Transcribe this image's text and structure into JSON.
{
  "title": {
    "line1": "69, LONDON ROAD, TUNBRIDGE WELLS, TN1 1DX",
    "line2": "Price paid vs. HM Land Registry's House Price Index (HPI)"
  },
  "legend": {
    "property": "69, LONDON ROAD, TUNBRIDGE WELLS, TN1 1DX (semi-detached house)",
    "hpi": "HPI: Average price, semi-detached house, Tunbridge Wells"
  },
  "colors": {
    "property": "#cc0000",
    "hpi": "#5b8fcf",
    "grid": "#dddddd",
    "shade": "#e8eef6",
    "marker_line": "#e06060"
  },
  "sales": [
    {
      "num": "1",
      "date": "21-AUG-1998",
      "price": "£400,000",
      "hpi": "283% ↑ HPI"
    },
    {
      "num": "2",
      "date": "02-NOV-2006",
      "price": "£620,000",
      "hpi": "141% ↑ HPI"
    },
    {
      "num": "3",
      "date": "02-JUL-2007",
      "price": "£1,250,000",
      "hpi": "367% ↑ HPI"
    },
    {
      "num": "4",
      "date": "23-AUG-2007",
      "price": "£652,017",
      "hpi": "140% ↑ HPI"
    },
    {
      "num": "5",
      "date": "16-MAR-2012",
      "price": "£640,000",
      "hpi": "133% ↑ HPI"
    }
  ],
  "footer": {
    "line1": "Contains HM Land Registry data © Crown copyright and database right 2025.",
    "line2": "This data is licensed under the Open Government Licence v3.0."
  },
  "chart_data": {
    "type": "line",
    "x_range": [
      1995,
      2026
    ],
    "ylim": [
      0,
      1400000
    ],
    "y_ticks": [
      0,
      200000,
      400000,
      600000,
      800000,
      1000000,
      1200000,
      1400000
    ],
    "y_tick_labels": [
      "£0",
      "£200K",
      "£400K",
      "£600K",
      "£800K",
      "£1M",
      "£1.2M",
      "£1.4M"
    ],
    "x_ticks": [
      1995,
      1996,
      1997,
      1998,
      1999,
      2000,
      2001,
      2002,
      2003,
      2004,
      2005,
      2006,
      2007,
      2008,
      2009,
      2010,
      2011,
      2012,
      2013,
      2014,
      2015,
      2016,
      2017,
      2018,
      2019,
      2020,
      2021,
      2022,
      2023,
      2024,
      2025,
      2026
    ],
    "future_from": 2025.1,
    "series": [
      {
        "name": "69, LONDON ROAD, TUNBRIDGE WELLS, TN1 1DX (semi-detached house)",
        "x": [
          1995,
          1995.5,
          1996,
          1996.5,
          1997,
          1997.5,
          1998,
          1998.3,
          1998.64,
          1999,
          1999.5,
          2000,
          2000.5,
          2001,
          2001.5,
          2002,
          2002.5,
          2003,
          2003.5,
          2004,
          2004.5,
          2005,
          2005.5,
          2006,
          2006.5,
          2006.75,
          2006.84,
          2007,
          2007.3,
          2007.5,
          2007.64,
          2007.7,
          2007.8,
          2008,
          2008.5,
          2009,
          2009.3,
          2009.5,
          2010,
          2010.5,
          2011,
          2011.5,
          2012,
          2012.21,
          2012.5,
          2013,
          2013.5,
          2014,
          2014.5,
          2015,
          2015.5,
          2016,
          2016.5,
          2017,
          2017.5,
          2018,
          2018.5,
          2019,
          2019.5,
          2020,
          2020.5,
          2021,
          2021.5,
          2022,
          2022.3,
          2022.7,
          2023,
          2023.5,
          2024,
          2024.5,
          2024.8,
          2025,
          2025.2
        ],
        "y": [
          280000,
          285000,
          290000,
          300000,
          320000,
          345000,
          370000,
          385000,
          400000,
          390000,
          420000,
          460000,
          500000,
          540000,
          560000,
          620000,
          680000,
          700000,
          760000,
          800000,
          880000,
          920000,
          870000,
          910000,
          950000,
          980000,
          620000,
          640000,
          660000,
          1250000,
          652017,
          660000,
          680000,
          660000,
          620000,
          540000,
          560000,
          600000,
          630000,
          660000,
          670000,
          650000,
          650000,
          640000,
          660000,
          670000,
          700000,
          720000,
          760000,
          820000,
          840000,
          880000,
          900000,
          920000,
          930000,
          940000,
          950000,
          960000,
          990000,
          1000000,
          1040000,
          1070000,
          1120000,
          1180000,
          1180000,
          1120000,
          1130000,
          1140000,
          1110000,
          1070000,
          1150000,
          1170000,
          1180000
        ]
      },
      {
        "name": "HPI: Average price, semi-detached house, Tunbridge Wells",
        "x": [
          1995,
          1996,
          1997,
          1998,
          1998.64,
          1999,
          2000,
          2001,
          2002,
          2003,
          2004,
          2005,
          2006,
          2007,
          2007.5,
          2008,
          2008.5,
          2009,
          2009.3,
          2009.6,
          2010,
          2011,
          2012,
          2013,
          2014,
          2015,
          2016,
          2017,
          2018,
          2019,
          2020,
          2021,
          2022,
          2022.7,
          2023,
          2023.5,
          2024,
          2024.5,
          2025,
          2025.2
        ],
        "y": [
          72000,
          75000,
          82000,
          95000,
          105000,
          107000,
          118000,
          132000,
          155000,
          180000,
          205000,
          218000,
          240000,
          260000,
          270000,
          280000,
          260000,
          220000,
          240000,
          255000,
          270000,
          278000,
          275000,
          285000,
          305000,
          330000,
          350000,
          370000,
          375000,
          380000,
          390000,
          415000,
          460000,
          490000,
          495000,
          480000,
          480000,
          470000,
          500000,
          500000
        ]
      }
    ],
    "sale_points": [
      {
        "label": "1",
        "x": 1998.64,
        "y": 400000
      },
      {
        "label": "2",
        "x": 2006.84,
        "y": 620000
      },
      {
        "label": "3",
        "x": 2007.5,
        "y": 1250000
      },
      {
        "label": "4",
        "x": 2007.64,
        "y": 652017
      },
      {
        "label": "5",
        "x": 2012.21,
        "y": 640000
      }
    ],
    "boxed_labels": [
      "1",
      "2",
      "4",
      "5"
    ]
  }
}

++++++

* [GIVEN TASK]:
List each line holding the string "date".

* [EXPECTED ANSWER]:
      "date": "21-AUG-1998",
      "date": "02-NOV-2006",
      "date": "02-JUL-2007",
      "date": "23-AUG-2007",
      "date": "16-MAR-2012",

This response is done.